**DATA FOR THE TASK:**
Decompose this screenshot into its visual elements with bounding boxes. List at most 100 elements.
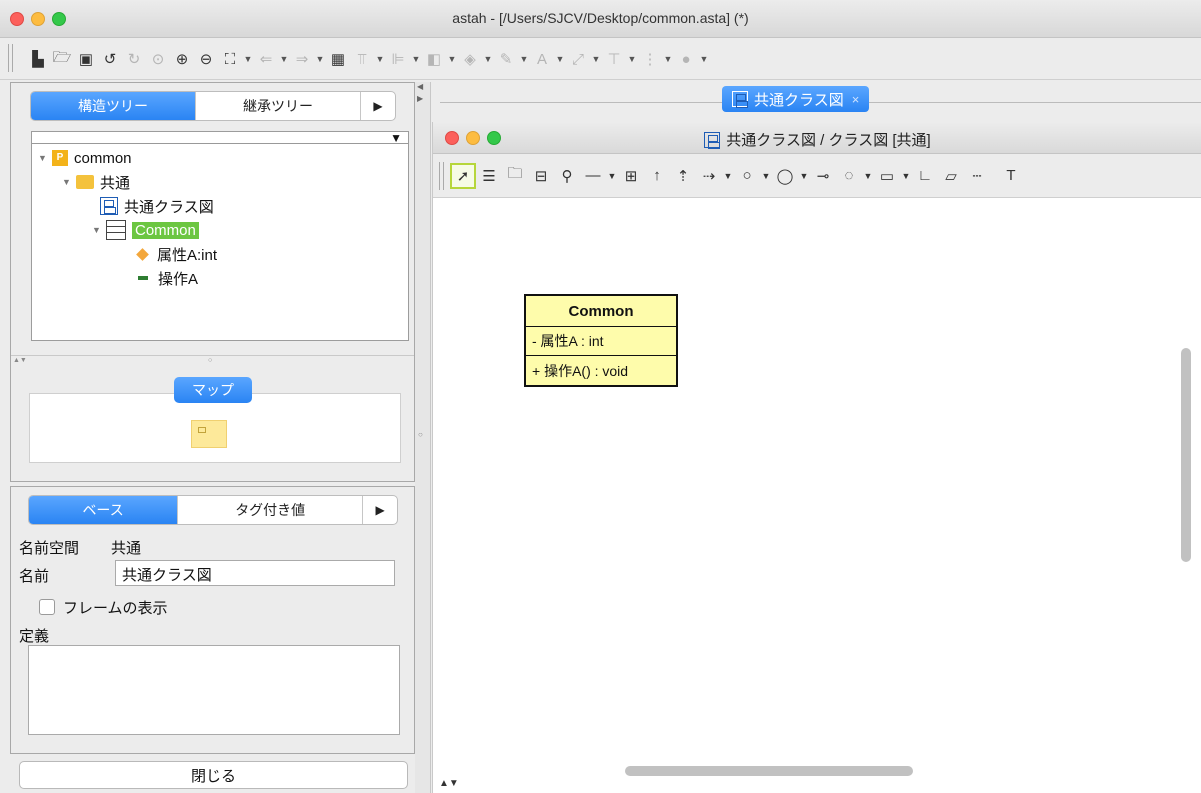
anchor-icon[interactable]: ┄ <box>964 163 990 189</box>
align-top-icon[interactable]: ⫪ <box>350 47 374 71</box>
uml-class-common[interactable]: Common - 属性A : int + 操作A() : void <box>524 294 678 387</box>
instance-icon[interactable]: ◌ <box>836 163 862 189</box>
forward-dropdown-icon[interactable]: ▼ <box>314 47 326 71</box>
composition-icon[interactable]: ⊸ <box>810 163 836 189</box>
tree-node-common[interactable]: ▼ P common <box>38 146 132 170</box>
tree-node-class-diagram[interactable]: 共通クラス図 <box>100 194 214 218</box>
style-dropdown-icon[interactable]: ▼ <box>698 47 710 71</box>
close-button[interactable]: 閉じる <box>19 761 408 789</box>
fill-color-dropdown-icon[interactable]: ▼ <box>482 47 494 71</box>
pane-divider[interactable]: ▲▼ ○ <box>11 355 414 365</box>
realization-icon[interactable]: ⇡ <box>670 163 696 189</box>
tab-tagged-values[interactable]: タグ付き値 <box>178 496 364 524</box>
map-button[interactable]: マップ <box>174 377 252 403</box>
uml-class-operation[interactable]: + 操作A() : void <box>526 356 676 385</box>
align-left-icon[interactable]: ⊫ <box>386 47 410 71</box>
layout-icon[interactable]: ⊤ <box>602 47 626 71</box>
zoom-in-icon[interactable]: ⊕ <box>170 47 194 71</box>
tab-base[interactable]: ベース <box>29 496 179 524</box>
front-back-dropdown-icon[interactable]: ▼ <box>446 47 458 71</box>
instance-dropdown-icon[interactable]: ▼ <box>862 163 874 189</box>
association-icon[interactable]: — <box>580 163 606 189</box>
fit-dropdown-icon[interactable]: ▼ <box>242 47 254 71</box>
grid-icon[interactable]: ▦ <box>326 47 350 71</box>
layout-dropdown-icon[interactable]: ▼ <box>626 47 638 71</box>
align-top-dropdown-icon[interactable]: ▼ <box>374 47 386 71</box>
forward-icon[interactable]: ⇒ <box>290 47 314 71</box>
redo-icon[interactable]: ↻ <box>122 47 146 71</box>
dependency-icon[interactable]: ⇢ <box>696 163 722 189</box>
note-icon[interactable]: ▱ <box>938 163 964 189</box>
tree-node-common-class[interactable]: ▼ Common <box>92 218 199 242</box>
vertical-splitter[interactable]: ◀ ▶ ○ <box>415 82 431 793</box>
align-left-dropdown-icon[interactable]: ▼ <box>410 47 422 71</box>
corner-arrows-icon[interactable]: ▲▼ <box>439 778 459 789</box>
back-dropdown-icon[interactable]: ▼ <box>278 47 290 71</box>
tree-dropdown-icon[interactable]: ▼ <box>390 131 402 145</box>
aggregation-icon[interactable]: ◯ <box>772 163 798 189</box>
note-corner-icon[interactable]: ∟ <box>912 163 938 189</box>
divider-arrows-icon[interactable]: ▲▼ <box>13 357 27 364</box>
uml-class-name[interactable]: Common <box>526 296 676 327</box>
back-icon[interactable]: ⇐ <box>254 47 278 71</box>
divider-grip-icon[interactable]: ○ <box>208 357 212 364</box>
tab-class-diagram[interactable]: 共通クラス図 × <box>722 86 870 112</box>
name-field[interactable]: 共通クラス図 <box>115 560 395 586</box>
horizontal-scrollbar[interactable] <box>625 766 913 776</box>
association-class-icon[interactable]: ⊞ <box>618 163 644 189</box>
snap-icon[interactable]: ⋮ <box>638 47 662 71</box>
new-file-icon[interactable]: ▙ <box>26 47 50 71</box>
font-color-dropdown-icon[interactable]: ▼ <box>554 47 566 71</box>
zoom-out-icon[interactable]: ⊖ <box>194 47 218 71</box>
generalization-icon[interactable]: ↑ <box>644 163 670 189</box>
line-style-dropdown-icon[interactable]: ▼ <box>590 47 602 71</box>
select-icon[interactable]: ➚ <box>450 162 476 189</box>
frame-icon[interactable]: ▭ <box>874 163 900 189</box>
line-color-dropdown-icon[interactable]: ▼ <box>518 47 530 71</box>
definition-textarea[interactable] <box>28 645 400 735</box>
class-icon[interactable]: ☰ <box>476 163 502 189</box>
usage-dropdown-icon[interactable]: ▼ <box>760 163 772 189</box>
diagram-canvas[interactable]: Common - 属性A : int + 操作A() : void ▲▼ <box>433 198 1201 793</box>
close-tab-icon[interactable]: × <box>852 92 860 107</box>
vertical-scrollbar[interactable] <box>1181 348 1191 562</box>
splitter-grip-icon[interactable]: ○ <box>418 430 423 439</box>
toolbar-grip[interactable] <box>8 44 13 72</box>
usage-icon[interactable]: ○ <box>734 163 760 189</box>
frame-dropdown-icon[interactable]: ▼ <box>900 163 912 189</box>
line-style-icon[interactable]: ⤢ <box>566 47 590 71</box>
font-color-icon[interactable]: A <box>530 47 554 71</box>
aggregation-dropdown-icon[interactable]: ▼ <box>798 163 810 189</box>
tab-structure-tree[interactable]: 構造ツリー <box>31 92 196 120</box>
style-icon[interactable]: ● <box>674 47 698 71</box>
tab-inheritance-tree[interactable]: 継承ツリー <box>196 92 361 120</box>
open-folder-icon[interactable]: 🗁 <box>50 47 74 71</box>
zoom-fit-icon[interactable]: ⊙ <box>146 47 170 71</box>
map-overview[interactable] <box>29 393 401 463</box>
save-icon[interactable]: ▣ <box>74 47 98 71</box>
undo-icon[interactable]: ↺ <box>98 47 122 71</box>
tree-node-operation[interactable]: 操作A <box>136 266 198 290</box>
association-dropdown-icon[interactable]: ▼ <box>606 163 618 189</box>
diagram-toolbar-grip[interactable] <box>439 161 444 190</box>
tree-node-kyotsu[interactable]: ▼ 共通 <box>62 170 130 194</box>
expand-arrow-icon[interactable]: ▼ <box>38 153 52 163</box>
map-viewport-thumbnail[interactable] <box>191 420 227 448</box>
tab-more-arrow-icon[interactable]: ▶ <box>361 92 395 120</box>
interface-icon[interactable]: ⚲ <box>554 163 580 189</box>
expand-arrow-icon[interactable]: ▼ <box>62 177 76 187</box>
frame-checkbox[interactable] <box>39 599 55 615</box>
line-color-icon[interactable]: ✎ <box>494 47 518 71</box>
snap-dropdown-icon[interactable]: ▼ <box>662 47 674 71</box>
uml-class-attribute[interactable]: - 属性A : int <box>526 327 676 356</box>
tab-more-arrow-icon[interactable]: ▶ <box>363 496 397 524</box>
tree-node-attribute[interactable]: 属性A:int <box>136 242 217 266</box>
subsystem-icon[interactable]: ⊟ <box>528 163 554 189</box>
expand-arrow-icon[interactable]: ▼ <box>92 225 106 235</box>
package-icon[interactable]: 🗀 <box>502 163 528 189</box>
text-icon[interactable]: T <box>998 163 1024 189</box>
front-back-icon[interactable]: ◧ <box>422 47 446 71</box>
fill-color-icon[interactable]: ◈ <box>458 47 482 71</box>
fit-window-icon[interactable]: ⛶ <box>218 47 242 71</box>
collapse-left-icon[interactable]: ◀ <box>417 82 423 91</box>
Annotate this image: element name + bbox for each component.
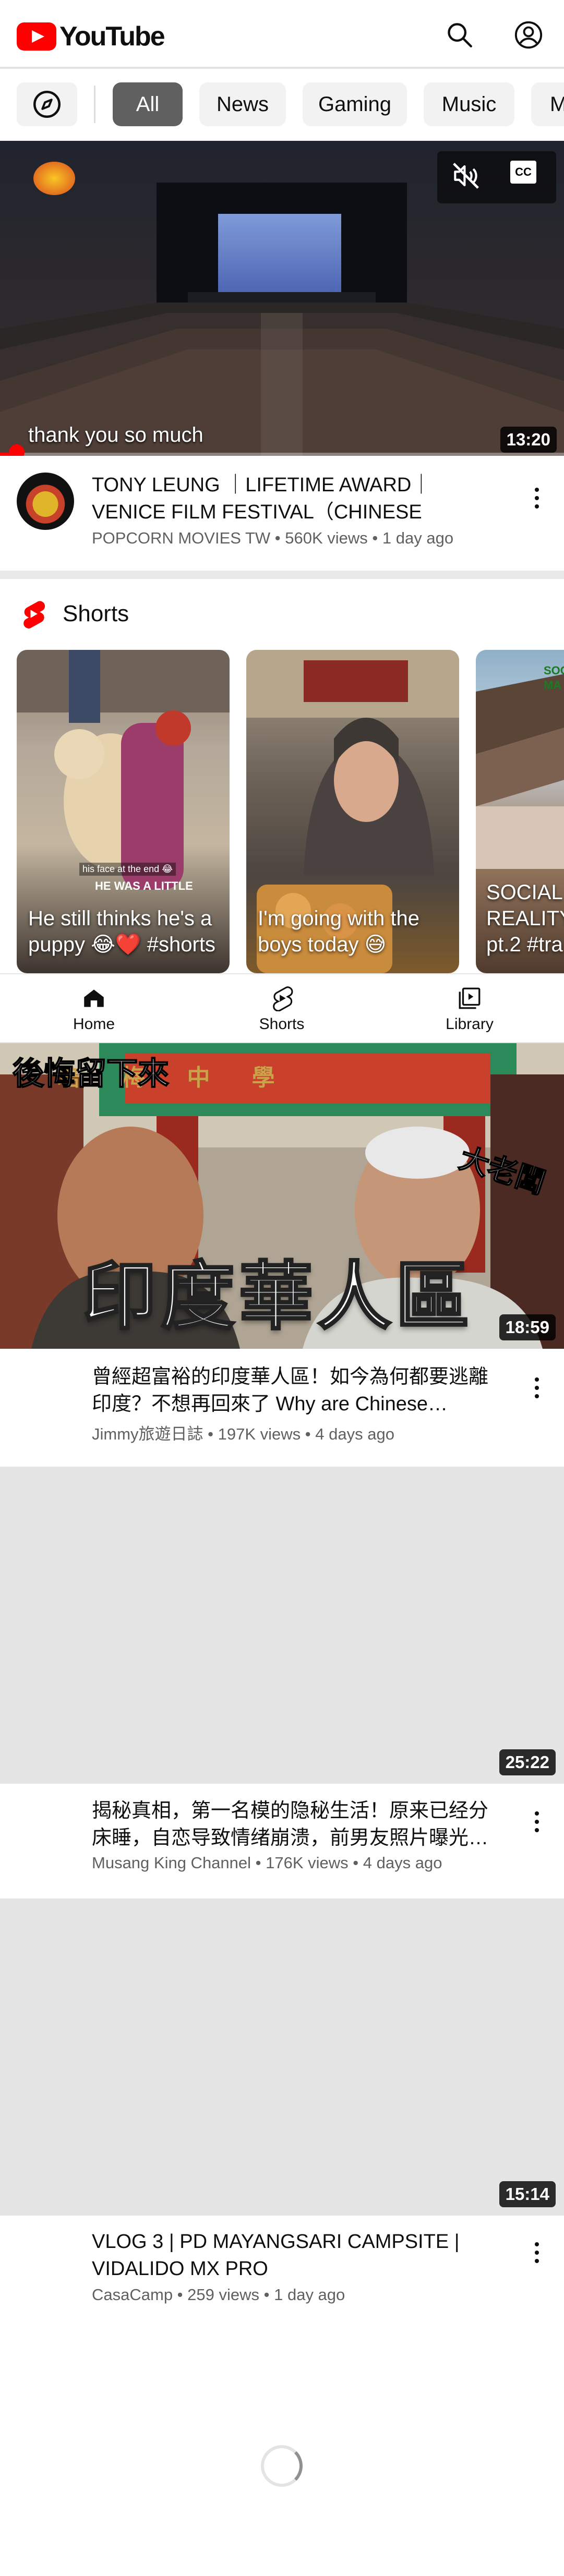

**PROBLEM STATEMENT:** Render every line of the items above as a Markdown table with two columns headed "Row" and "Item line", numbering the rows in order and skipping blank lines. Omit the pictures from the table.

**THE ANSWER:**
| Row | Item line |
|---|---|
| 1 | Decompose this screenshot into its visual elements with bounding boxes. List at most 100 elements. |
| 2 | anchor-icon[interactable]: ┄ <box>964 163 990 189</box> |
| 3 | align-top-icon[interactable]: ⫪ <box>350 47 374 71</box> |
| 4 | uml-class-common[interactable]: Common - 属性A : int + 操作A() : void <box>524 294 678 387</box> |
| 5 | instance-icon[interactable]: ◌ <box>836 163 862 189</box> |
| 6 | forward-dropdown-icon[interactable]: ▼ <box>314 47 326 71</box> |
| 7 | composition-icon[interactable]: ⊸ <box>810 163 836 189</box> |
| 8 | tree-node-common[interactable]: ▼ P common <box>38 146 132 170</box> |
| 9 | tree-node-class-diagram[interactable]: 共通クラス図 <box>100 194 214 218</box> |
| 10 | style-dropdown-icon[interactable]: ▼ <box>698 47 710 71</box> |
| 11 | close-button[interactable]: 閉じる <box>19 761 408 789</box> |
| 12 | fill-color-dropdown-icon[interactable]: ▼ <box>482 47 494 71</box> |
| 13 | pane-divider[interactable]: ▲▼ ○ <box>11 355 414 365</box> |
| 14 | realization-icon[interactable]: ⇡ <box>670 163 696 189</box> |
| 15 | tab-tagged-values[interactable]: タグ付き値 <box>178 496 364 524</box> |
| 16 | map-button[interactable]: マップ <box>174 377 252 403</box> |
| 17 | uml-class-operation[interactable]: + 操作A() : void <box>526 356 676 385</box> |
| 18 | align-left-icon[interactable]: ⊫ <box>386 47 410 71</box> |
| 19 | layout-icon[interactable]: ⊤ <box>602 47 626 71</box> |
| 20 | zoom-in-icon[interactable]: ⊕ <box>170 47 194 71</box> |
| 21 | tab-base[interactable]: ベース <box>29 496 179 524</box> |
| 22 | front-back-dropdown-icon[interactable]: ▼ <box>446 47 458 71</box> |
| 23 | instance-dropdown-icon[interactable]: ▼ <box>862 163 874 189</box> |
| 24 | association-icon[interactable]: — <box>580 163 606 189</box> |
| 25 | fit-dropdown-icon[interactable]: ▼ <box>242 47 254 71</box> |
| 26 | grid-icon[interactable]: ▦ <box>326 47 350 71</box> |
| 27 | layout-dropdown-icon[interactable]: ▼ <box>626 47 638 71</box> |
| 28 | align-top-dropdown-icon[interactable]: ▼ <box>374 47 386 71</box> |
| 29 | forward-icon[interactable]: ⇒ <box>290 47 314 71</box> |
| 30 | redo-icon[interactable]: ↻ <box>122 47 146 71</box> |
| 31 | dependency-icon[interactable]: ⇢ <box>696 163 722 189</box> |
| 32 | note-icon[interactable]: ▱ <box>938 163 964 189</box> |
| 33 | tree-node-common-class[interactable]: ▼ Common <box>92 218 199 242</box> |
| 34 | vertical-splitter[interactable]: ◀ ▶ ○ <box>415 82 431 793</box> |
| 35 | align-left-dropdown-icon[interactable]: ▼ <box>410 47 422 71</box> |
| 36 | corner-arrows-icon[interactable]: ▲▼ <box>439 778 459 789</box> |
| 37 | back-dropdown-icon[interactable]: ▼ <box>278 47 290 71</box> |
| 38 | tree-dropdown-icon[interactable]: ▼ <box>390 131 402 145</box> |
| 39 | aggregation-icon[interactable]: ◯ <box>772 163 798 189</box> |
| 40 | note-corner-icon[interactable]: ∟ <box>912 163 938 189</box> |
| 41 | divider-arrows-icon[interactable]: ▲▼ <box>13 357 27 364</box> |
| 42 | uml-class-name[interactable]: Common <box>526 296 676 327</box> |
| 43 | back-icon[interactable]: ⇐ <box>254 47 278 71</box> |
| 44 | divider-grip-icon[interactable]: ○ <box>208 357 212 364</box> |
| 45 | tab-class-diagram[interactable]: 共通クラス図 × <box>722 86 870 112</box> |
| 46 | name-field[interactable]: 共通クラス図 <box>115 560 395 586</box> |
| 47 | horizontal-scrollbar[interactable] <box>625 766 913 776</box> |
| 48 | association-class-icon[interactable]: ⊞ <box>618 163 644 189</box> |
| 49 | snap-icon[interactable]: ⋮ <box>638 47 662 71</box> |
| 50 | new-file-icon[interactable]: ▙ <box>26 47 50 71</box> |
| 51 | font-color-dropdown-icon[interactable]: ▼ <box>554 47 566 71</box> |
| 52 | zoom-out-icon[interactable]: ⊖ <box>194 47 218 71</box> |
| 53 | generalization-icon[interactable]: ↑ <box>644 163 670 189</box> |
| 54 | line-style-dropdown-icon[interactable]: ▼ <box>590 47 602 71</box> |
| 55 | select-icon[interactable]: ➚ <box>450 162 476 189</box> |
| 56 | frame-icon[interactable]: ▭ <box>874 163 900 189</box> |
| 57 | line-color-dropdown-icon[interactable]: ▼ <box>518 47 530 71</box> |
| 58 | definition-textarea[interactable] <box>28 645 400 735</box> |
| 59 | class-icon[interactable]: ☰ <box>476 163 502 189</box> |
| 60 | usage-dropdown-icon[interactable]: ▼ <box>760 163 772 189</box> |
| 61 | diagram-canvas[interactable]: Common - 属性A : int + 操作A() : void ▲▼ <box>433 198 1201 793</box> |
| 62 | close-tab-icon[interactable]: × <box>852 92 860 107</box> |
| 63 | vertical-scrollbar[interactable] <box>1181 348 1191 562</box> |
| 64 | splitter-grip-icon[interactable]: ○ <box>418 430 423 439</box> |
| 65 | toolbar-grip[interactable] <box>8 44 13 72</box> |
| 66 | usage-icon[interactable]: ○ <box>734 163 760 189</box> |
| 67 | frame-dropdown-icon[interactable]: ▼ <box>900 163 912 189</box> |
| 68 | line-style-icon[interactable]: ⤢ <box>566 47 590 71</box> |
| 69 | font-color-icon[interactable]: A <box>530 47 554 71</box> |
| 70 | aggregation-dropdown-icon[interactable]: ▼ <box>798 163 810 189</box> |
| 71 | tab-structure-tree[interactable]: 構造ツリー <box>31 92 196 120</box> |
| 72 | style-icon[interactable]: ● <box>674 47 698 71</box> |
| 73 | tab-inheritance-tree[interactable]: 継承ツリー <box>196 92 361 120</box> |
| 74 | open-folder-icon[interactable]: 🗁 <box>50 47 74 71</box> |
| 75 | zoom-fit-icon[interactable]: ⊙ <box>146 47 170 71</box> |
| 76 | map-overview[interactable] <box>29 393 401 463</box> |
| 77 | save-icon[interactable]: ▣ <box>74 47 98 71</box> |
| 78 | undo-icon[interactable]: ↺ <box>98 47 122 71</box> |
| 79 | tree-node-operation[interactable]: 操作A <box>136 266 198 290</box> |
| 80 | association-dropdown-icon[interactable]: ▼ <box>606 163 618 189</box> |
| 81 | diagram-toolbar-grip[interactable] <box>439 161 444 190</box> |
| 82 | tree-node-kyotsu[interactable]: ▼ 共通 <box>62 170 130 194</box> |
| 83 | expand-arrow-icon[interactable]: ▼ <box>38 153 52 163</box> |
| 84 | map-viewport-thumbnail[interactable] <box>191 420 227 448</box> |
| 85 | tab-more-arrow-icon[interactable]: ▶ <box>361 92 395 120</box> |
| 86 | interface-icon[interactable]: ⚲ <box>554 163 580 189</box> |
| 87 | expand-arrow-icon[interactable]: ▼ <box>62 177 76 187</box> |
| 88 | frame-checkbox[interactable] <box>39 599 55 615</box> |
| 89 | line-color-icon[interactable]: ✎ <box>494 47 518 71</box> |
| 90 | snap-dropdown-icon[interactable]: ▼ <box>662 47 674 71</box> |
| 91 | uml-class-attribute[interactable]: - 属性A : int <box>526 327 676 356</box> |
| 92 | tab-more-arrow-icon[interactable]: ▶ <box>363 496 397 524</box> |
| 93 | tree-node-attribute[interactable]: 属性A:int <box>136 242 217 266</box> |
| 94 | subsystem-icon[interactable]: ⊟ <box>528 163 554 189</box> |
| 95 | expand-arrow-icon[interactable]: ▼ <box>92 225 106 235</box> |
| 96 | package-icon[interactable]: 🗀 <box>502 163 528 189</box> |
| 97 | text-icon[interactable]: T <box>998 163 1024 189</box> |
| 98 | front-back-icon[interactable]: ◧ <box>422 47 446 71</box> |
| 99 | fill-color-icon[interactable]: ◈ <box>458 47 482 71</box> |
| 100 | fit-window-icon[interactable]: ⛶ <box>218 47 242 71</box> |
| 101 | collapse-left-icon[interactable]: ◀ <box>417 82 423 91</box> |
| 102 | Annotate this image: element name + bbox for each component. |